- _Stated exercise_
According to the excerpt on OCR's parent partnerships and efficiency, what share of complaints does OCR resolve within 180 days of receipt?

- _Source excerpt_

........

Thirdly, we measure the number of successful partnerships with parents that lead to civil rights compliance. If we are to succeed in ensuring access to high standards and excellence for all students, we must find new ways for involving and empowering parents. One such example of successful partnership with parents is a proactive effort, initiated by OCR's New York office, to empower the parents of the 1. I million students enrolled in New York City Schools. In FY 1999, OCR's New York office began a partnership with several parent groups to provide training forums and workshops for parents throughout New York City. The training focuses on underserved communities in a special effort to reach minority and LEP parents. OCR provided critical information about special education rights, minority students and special education, and English language learners and special education. Simultaneous translation equipment was used, which greatly facilitated communication with the approximately one-third of the parents who spoke Spanish.
During the past four years, the Chicago Office has been engaged in an initiative premised on the belief that parental involvement is essential to achieving lasting positive changes within a school district. OCR's traditional approach is to obtain a school district's written agreement to remedy any compliance problems identified during case resolution and then to monitor the district's compliance with the agreement over a specified period of time. Active involvement of parents concerned about their children's education can ensure that the positive actions implemented by a school district continue once OCR is no longer involved.
Finally, we are efficient. Eighty percent of complaints are resolved within 180 days of receipt by OCR. Even in the face of an increasing caseload and increased monitoring, we are meeting this goal.

........

- _Excerpted data_

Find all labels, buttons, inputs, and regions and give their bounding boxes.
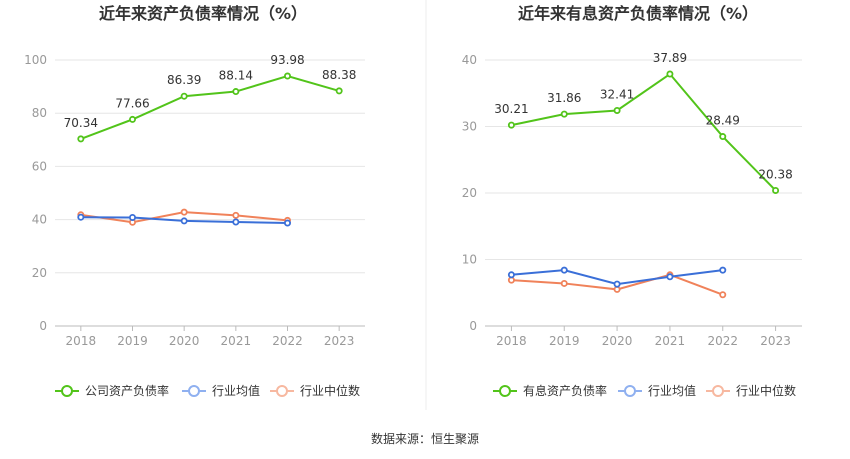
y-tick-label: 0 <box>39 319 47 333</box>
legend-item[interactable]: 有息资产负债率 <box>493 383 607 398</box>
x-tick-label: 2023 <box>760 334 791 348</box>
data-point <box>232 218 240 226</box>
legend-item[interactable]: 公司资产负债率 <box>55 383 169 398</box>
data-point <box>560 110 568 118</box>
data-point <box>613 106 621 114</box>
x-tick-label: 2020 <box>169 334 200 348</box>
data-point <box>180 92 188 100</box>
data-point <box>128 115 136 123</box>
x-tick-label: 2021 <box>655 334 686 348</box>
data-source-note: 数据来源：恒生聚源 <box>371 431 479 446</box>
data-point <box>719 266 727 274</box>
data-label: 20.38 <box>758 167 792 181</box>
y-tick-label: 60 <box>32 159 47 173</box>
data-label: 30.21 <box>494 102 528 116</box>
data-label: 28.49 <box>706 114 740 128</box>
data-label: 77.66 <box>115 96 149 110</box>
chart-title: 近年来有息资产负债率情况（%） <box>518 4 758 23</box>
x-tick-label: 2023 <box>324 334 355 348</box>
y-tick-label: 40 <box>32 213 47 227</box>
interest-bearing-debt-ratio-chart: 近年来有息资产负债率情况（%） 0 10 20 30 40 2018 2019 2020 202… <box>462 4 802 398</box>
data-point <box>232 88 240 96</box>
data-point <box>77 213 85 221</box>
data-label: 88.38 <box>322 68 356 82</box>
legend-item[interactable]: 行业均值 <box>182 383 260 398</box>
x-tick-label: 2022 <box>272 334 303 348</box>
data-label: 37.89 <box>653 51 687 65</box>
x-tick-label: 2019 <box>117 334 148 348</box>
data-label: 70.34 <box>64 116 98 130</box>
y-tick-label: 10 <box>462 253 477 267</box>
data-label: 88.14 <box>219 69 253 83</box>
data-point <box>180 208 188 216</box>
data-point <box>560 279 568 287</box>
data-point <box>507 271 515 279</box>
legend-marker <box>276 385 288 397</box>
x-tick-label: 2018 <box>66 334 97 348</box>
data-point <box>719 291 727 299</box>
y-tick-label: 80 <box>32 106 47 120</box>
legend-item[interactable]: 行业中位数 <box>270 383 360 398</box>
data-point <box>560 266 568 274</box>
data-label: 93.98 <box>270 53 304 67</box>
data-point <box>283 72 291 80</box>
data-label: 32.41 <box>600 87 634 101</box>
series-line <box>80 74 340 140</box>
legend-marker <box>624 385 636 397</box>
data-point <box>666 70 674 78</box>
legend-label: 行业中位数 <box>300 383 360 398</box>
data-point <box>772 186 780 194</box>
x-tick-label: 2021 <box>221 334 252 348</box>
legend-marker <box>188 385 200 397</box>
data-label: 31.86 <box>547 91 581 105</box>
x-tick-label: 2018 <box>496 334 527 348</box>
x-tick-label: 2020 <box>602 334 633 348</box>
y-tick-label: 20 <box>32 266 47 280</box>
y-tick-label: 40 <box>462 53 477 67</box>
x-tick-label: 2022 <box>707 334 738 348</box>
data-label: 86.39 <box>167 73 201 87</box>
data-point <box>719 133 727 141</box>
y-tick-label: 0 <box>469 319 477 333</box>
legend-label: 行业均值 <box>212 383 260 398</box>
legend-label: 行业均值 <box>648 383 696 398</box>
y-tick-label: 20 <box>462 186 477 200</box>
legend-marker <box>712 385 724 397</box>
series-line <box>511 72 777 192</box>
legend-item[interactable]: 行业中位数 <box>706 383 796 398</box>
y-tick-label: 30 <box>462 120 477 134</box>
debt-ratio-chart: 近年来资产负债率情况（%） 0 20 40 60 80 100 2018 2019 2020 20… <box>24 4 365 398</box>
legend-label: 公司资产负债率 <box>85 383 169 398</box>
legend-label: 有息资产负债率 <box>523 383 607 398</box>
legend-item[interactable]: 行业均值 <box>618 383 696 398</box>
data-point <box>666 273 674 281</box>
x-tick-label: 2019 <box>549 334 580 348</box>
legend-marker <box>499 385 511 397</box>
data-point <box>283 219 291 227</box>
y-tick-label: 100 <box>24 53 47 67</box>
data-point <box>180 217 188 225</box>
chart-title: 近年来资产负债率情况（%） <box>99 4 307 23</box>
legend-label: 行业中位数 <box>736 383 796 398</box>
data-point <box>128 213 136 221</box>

........

- _Written response_
Eighty percent.